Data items
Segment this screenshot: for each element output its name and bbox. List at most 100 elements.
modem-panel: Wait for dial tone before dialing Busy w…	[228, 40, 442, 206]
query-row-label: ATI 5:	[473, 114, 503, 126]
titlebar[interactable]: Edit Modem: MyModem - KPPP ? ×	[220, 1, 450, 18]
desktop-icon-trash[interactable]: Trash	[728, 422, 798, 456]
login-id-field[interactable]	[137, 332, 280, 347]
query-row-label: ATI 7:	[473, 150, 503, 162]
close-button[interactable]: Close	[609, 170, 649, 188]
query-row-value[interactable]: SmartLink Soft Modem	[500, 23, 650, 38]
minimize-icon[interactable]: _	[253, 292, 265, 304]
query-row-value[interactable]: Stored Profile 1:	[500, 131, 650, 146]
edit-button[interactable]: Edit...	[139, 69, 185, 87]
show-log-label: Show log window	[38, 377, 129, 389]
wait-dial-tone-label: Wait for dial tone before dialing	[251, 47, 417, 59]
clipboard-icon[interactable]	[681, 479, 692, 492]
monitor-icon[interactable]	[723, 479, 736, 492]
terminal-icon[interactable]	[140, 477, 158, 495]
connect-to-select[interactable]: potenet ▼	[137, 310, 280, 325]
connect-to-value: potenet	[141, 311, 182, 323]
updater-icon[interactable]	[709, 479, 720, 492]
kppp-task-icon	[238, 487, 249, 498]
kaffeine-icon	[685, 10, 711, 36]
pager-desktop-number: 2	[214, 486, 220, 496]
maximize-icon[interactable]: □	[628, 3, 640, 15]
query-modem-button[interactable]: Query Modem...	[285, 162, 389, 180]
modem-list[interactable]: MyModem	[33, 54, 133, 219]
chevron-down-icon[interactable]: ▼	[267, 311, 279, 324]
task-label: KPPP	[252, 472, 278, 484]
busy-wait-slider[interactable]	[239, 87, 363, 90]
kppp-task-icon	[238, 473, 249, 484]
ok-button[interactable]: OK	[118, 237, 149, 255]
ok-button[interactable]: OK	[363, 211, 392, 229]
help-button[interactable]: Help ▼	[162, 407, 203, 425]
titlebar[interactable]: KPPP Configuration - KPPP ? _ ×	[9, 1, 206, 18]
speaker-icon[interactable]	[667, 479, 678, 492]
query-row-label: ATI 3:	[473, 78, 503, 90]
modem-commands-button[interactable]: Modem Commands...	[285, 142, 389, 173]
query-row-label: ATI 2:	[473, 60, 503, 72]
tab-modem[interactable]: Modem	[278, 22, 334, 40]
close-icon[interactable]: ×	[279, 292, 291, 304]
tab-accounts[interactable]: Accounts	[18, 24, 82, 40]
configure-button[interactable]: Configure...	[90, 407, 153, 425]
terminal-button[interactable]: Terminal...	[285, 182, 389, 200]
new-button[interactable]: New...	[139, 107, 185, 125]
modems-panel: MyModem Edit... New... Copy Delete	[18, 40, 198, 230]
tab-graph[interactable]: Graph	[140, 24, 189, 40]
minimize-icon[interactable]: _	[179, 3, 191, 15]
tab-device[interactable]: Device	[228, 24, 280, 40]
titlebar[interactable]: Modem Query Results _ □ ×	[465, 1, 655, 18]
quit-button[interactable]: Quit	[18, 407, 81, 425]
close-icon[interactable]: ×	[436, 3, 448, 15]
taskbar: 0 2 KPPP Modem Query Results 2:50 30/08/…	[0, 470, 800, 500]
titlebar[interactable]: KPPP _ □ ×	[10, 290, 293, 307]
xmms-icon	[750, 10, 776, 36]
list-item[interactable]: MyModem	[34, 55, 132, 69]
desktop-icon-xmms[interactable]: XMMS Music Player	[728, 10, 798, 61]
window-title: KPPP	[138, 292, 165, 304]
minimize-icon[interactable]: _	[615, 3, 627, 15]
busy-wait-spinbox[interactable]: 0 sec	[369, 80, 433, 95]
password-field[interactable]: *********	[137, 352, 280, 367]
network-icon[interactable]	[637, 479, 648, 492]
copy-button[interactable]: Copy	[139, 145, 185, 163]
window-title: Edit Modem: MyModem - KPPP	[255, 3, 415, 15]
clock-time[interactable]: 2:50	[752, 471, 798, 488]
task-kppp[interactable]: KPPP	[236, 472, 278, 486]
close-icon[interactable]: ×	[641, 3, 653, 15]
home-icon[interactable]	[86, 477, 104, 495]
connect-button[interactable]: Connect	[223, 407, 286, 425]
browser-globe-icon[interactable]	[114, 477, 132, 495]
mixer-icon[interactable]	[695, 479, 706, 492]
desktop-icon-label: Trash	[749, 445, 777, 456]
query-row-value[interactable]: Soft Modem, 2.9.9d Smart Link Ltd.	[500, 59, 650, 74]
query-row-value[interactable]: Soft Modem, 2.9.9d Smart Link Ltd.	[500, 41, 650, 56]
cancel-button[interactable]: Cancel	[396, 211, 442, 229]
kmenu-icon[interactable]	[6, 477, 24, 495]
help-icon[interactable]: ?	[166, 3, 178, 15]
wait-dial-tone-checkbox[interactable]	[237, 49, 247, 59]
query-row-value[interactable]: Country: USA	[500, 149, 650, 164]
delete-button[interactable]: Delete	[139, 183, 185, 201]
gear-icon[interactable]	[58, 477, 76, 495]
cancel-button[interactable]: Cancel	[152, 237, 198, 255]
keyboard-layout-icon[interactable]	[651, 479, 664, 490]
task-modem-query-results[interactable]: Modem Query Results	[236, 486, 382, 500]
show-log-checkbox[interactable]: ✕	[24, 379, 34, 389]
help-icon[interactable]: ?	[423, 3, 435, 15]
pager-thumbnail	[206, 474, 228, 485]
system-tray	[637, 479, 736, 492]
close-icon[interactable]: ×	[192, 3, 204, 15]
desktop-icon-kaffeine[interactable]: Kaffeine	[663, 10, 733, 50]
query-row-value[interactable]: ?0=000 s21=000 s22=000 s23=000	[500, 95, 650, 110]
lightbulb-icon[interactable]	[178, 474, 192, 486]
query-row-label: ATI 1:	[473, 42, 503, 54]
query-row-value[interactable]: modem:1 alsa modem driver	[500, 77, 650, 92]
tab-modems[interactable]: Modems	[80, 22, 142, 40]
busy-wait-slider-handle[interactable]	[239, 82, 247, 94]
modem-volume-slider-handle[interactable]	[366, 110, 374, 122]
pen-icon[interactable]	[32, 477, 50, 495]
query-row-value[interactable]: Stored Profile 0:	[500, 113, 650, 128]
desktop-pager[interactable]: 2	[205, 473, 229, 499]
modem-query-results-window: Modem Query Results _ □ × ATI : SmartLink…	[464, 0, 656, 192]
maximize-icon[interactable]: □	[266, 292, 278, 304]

**Requirements**
Can you print the entries above verbatim, starting at the first line and ending at the line that contains "show-log-label: Show log", including both of those lines?

**Response to the task**
Segment this screenshot: for each element output its name and bbox. List at most 100 elements.
modem-panel: Wait for dial tone before dialing Busy w…	[228, 40, 442, 206]
query-row-label: ATI 5:	[473, 114, 503, 126]
titlebar[interactable]: Edit Modem: MyModem - KPPP ? ×	[220, 1, 450, 18]
desktop-icon-trash[interactable]: Trash	[728, 422, 798, 456]
login-id-field[interactable]	[137, 332, 280, 347]
query-row-label: ATI 7:	[473, 150, 503, 162]
close-button[interactable]: Close	[609, 170, 649, 188]
query-row-value[interactable]: SmartLink Soft Modem	[500, 23, 650, 38]
minimize-icon[interactable]: _	[253, 292, 265, 304]
query-row-value[interactable]: Stored Profile 1:	[500, 131, 650, 146]
edit-button[interactable]: Edit...	[139, 69, 185, 87]
show-log-label: Show log window	[38, 377, 129, 389]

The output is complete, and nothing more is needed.